* **Your goal**: Pull out each line of the data that includes the word "Paul".

(Document page data)
━━━━━━
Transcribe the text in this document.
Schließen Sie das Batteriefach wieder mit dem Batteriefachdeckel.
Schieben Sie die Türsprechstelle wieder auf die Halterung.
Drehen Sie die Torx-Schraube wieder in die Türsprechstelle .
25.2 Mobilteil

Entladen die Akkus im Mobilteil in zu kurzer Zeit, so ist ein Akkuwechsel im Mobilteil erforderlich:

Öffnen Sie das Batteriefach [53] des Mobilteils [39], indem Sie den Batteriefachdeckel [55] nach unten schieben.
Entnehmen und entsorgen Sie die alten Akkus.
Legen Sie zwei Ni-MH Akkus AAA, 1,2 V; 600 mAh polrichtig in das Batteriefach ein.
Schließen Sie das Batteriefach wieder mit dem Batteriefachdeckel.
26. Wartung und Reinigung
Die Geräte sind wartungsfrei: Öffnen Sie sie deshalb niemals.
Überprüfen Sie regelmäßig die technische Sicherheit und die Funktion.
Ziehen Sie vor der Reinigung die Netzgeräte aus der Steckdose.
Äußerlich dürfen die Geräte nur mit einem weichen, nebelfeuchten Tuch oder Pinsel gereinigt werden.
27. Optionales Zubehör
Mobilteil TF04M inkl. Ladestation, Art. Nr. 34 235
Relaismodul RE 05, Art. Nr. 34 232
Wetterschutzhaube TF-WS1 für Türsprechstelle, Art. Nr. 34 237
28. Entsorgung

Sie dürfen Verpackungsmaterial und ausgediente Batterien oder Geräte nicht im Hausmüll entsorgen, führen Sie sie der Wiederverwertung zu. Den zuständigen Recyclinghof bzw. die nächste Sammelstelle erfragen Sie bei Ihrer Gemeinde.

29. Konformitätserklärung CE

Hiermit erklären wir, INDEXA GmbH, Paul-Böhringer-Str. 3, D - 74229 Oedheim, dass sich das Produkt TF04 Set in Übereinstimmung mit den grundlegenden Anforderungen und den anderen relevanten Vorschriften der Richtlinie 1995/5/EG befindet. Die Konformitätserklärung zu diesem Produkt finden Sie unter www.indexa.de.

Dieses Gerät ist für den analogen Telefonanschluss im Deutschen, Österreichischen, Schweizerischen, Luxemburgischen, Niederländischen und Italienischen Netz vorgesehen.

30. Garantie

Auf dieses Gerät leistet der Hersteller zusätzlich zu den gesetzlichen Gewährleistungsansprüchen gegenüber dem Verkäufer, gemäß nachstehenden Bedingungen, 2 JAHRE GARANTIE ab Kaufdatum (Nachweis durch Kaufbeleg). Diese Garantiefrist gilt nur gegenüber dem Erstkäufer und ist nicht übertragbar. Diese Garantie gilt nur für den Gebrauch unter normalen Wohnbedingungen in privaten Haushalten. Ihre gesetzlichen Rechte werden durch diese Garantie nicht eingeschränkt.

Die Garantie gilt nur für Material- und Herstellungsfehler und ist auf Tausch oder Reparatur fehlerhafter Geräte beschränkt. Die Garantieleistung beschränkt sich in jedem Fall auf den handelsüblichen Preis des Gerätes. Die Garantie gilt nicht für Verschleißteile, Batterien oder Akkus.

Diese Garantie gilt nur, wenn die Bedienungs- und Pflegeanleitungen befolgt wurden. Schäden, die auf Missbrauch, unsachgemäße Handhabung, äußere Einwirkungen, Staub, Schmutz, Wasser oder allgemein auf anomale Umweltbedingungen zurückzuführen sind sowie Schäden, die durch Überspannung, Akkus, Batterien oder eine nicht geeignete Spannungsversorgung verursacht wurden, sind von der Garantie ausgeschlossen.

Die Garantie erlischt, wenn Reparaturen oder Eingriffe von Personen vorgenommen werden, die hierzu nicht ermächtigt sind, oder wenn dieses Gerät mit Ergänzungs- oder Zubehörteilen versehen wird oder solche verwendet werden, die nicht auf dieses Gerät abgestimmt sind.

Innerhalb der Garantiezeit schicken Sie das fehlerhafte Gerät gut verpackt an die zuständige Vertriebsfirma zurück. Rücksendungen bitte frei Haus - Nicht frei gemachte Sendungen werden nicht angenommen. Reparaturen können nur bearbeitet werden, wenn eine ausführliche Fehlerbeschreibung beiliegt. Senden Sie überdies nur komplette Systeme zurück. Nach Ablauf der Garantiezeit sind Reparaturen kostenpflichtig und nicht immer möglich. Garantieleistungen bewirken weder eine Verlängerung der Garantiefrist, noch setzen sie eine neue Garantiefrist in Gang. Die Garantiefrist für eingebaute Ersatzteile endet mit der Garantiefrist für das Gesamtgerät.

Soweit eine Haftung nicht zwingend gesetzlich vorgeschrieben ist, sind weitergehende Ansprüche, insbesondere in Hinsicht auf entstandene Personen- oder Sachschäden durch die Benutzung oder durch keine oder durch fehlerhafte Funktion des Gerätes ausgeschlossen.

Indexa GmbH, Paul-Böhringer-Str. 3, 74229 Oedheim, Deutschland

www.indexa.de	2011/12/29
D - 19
━━━━━━
* **Answer area**:
Hiermit erklären wir, INDEXA GmbH, Paul-Böhringer-Str. 3, D - 74229 Oedheim, dass sich das Produkt TF04 Set in Übereinstimmung mit den grundlegenden Anforderungen und den anderen relevanten Vorschriften der Richtlinie 1995/5/EG befindet. Die Konformitätserklärung zu diesem Produkt finden Sie unter www.indexa.de.
Indexa GmbH, Paul-Böhringer-Str. 3, 74229 Oedheim, Deutschland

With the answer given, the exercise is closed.